Stated problem → Extract the text of each entry below exactly, leaving every image behind.

Material provided →
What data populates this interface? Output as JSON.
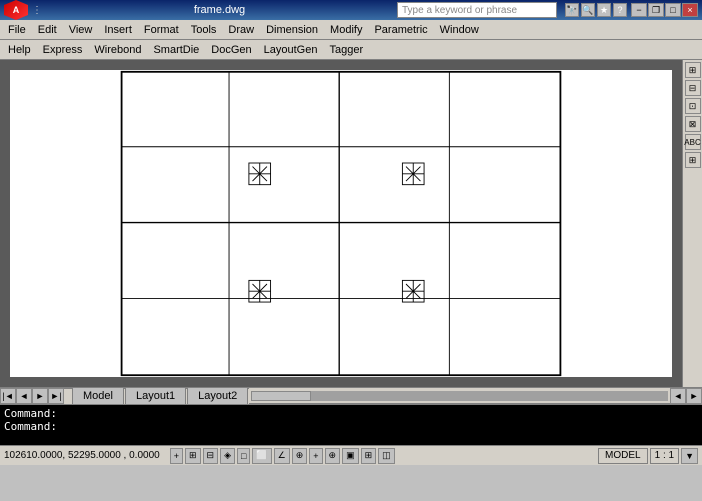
{
  "titlebar": {
    "title": "frame.dwg",
    "search_placeholder": "Type a keyword or phrase",
    "min_label": "−",
    "max_label": "□",
    "close_label": "×",
    "restore_label": "❐"
  },
  "menubar": {
    "items": [
      "File",
      "Edit",
      "View",
      "Insert",
      "Format",
      "Tools",
      "Draw",
      "Dimension",
      "Modify",
      "Parametric",
      "Window"
    ]
  },
  "toolbar2": {
    "items": [
      "Help",
      "Express",
      "Wirebond",
      "SmartDie",
      "DocGen",
      "LayoutGen",
      "Tagger"
    ]
  },
  "tabs": {
    "items": [
      "Model",
      "Layout1",
      "Layout2"
    ]
  },
  "command": {
    "line1": "Command:",
    "line2": "Command:"
  },
  "statusbar": {
    "coords": "102610.0000, 52295.0000 , 0.0000",
    "model_label": "MODEL",
    "zoom_label": "1 : 1",
    "buttons": [
      "+",
      "⊞",
      "⊟",
      "◈",
      "□",
      "⬜",
      "∠",
      "⊕",
      "+",
      "⊕",
      "▣",
      "⊞",
      "◫"
    ]
  },
  "icons": {
    "search": "🔍",
    "binoculars": "🔭",
    "star": "★",
    "help": "?",
    "left_arrow": "◄",
    "right_arrow": "►",
    "up_arrow": "▲",
    "down_arrow": "▼"
  }
}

Problem solution →
What data populates this interface? Output as JSON.
{
  "titlebar": {
    "title": "frame.dwg",
    "search_placeholder": "Type a keyword or phrase",
    "min_label": "−",
    "max_label": "□",
    "close_label": "×",
    "restore_label": "❐"
  },
  "menubar": {
    "items": [
      "File",
      "Edit",
      "View",
      "Insert",
      "Format",
      "Tools",
      "Draw",
      "Dimension",
      "Modify",
      "Parametric",
      "Window"
    ]
  },
  "toolbar2": {
    "items": [
      "Help",
      "Express",
      "Wirebond",
      "SmartDie",
      "DocGen",
      "LayoutGen",
      "Tagger"
    ]
  },
  "tabs": {
    "items": [
      "Model",
      "Layout1",
      "Layout2"
    ]
  },
  "command": {
    "line1": "Command:",
    "line2": "Command:"
  },
  "statusbar": {
    "coords": "102610.0000, 52295.0000 , 0.0000",
    "model_label": "MODEL",
    "zoom_label": "1 : 1",
    "buttons": [
      "+",
      "⊞",
      "⊟",
      "◈",
      "□",
      "⬜",
      "∠",
      "⊕",
      "+",
      "⊕",
      "▣",
      "⊞",
      "◫"
    ]
  },
  "icons": {
    "search": "🔍",
    "binoculars": "🔭",
    "star": "★",
    "help": "?",
    "left_arrow": "◄",
    "right_arrow": "►",
    "up_arrow": "▲",
    "down_arrow": "▼"
  }
}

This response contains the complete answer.